**Direction:**
Report back each line of the records that contains the string "grocery".

___ Exercise material

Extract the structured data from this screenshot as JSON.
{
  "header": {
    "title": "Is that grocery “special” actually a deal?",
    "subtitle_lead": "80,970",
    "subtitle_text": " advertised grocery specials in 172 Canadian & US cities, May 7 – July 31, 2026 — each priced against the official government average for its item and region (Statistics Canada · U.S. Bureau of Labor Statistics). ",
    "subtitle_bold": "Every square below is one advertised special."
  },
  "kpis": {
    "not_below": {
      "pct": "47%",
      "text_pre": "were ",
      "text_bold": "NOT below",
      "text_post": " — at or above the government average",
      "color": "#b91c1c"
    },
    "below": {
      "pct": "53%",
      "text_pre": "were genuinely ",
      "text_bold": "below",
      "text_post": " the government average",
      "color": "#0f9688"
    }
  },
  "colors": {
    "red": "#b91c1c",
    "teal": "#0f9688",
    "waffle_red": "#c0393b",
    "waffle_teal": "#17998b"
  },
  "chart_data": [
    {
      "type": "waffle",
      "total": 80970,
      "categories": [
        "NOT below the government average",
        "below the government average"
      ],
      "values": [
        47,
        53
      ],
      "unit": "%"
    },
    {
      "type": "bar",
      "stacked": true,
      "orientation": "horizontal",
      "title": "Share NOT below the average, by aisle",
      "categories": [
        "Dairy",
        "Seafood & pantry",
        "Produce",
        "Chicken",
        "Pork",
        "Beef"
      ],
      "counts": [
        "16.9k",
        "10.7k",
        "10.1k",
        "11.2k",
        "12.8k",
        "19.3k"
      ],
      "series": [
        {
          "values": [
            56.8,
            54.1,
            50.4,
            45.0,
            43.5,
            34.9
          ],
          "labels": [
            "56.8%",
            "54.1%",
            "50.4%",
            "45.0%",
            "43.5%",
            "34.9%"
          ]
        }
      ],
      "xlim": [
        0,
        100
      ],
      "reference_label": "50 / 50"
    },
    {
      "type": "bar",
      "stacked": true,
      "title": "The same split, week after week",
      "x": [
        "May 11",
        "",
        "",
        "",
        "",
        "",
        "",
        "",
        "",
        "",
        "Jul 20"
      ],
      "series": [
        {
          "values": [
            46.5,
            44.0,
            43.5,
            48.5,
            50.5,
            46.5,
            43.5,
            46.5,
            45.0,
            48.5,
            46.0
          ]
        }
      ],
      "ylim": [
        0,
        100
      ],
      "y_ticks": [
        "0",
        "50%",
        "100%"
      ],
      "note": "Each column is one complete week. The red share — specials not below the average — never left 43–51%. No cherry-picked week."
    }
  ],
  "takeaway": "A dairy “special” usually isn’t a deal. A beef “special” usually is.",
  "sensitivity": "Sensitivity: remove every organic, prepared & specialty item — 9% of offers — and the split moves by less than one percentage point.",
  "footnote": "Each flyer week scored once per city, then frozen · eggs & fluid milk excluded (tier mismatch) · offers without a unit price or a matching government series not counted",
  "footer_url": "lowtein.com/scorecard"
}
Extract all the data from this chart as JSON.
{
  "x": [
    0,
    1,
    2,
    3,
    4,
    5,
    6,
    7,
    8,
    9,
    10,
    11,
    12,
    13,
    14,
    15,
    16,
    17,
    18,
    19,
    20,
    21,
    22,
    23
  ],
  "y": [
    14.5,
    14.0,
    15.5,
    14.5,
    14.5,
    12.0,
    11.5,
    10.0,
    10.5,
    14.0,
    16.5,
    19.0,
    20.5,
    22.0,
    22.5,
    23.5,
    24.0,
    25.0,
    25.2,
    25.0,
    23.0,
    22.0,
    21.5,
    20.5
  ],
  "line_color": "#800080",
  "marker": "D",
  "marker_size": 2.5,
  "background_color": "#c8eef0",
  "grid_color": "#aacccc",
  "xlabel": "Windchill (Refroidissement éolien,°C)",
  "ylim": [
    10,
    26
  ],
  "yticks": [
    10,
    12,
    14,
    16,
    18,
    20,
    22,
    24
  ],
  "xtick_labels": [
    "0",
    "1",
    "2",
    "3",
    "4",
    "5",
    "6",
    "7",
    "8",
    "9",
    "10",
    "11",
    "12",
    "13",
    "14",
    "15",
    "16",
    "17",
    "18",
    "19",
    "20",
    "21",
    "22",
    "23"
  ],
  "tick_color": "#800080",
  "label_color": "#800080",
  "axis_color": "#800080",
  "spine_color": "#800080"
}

______

**Answer to the task:**
    "title": "Is that grocery “special” actually a deal?",
    "subtitle_text": " advertised grocery specials in 172 Canadian & US cities, May 7 – July 31, 2026 — each priced against the official government average for its item and region (Statistics Canada · U.S. Bureau of Labor Statistics). ",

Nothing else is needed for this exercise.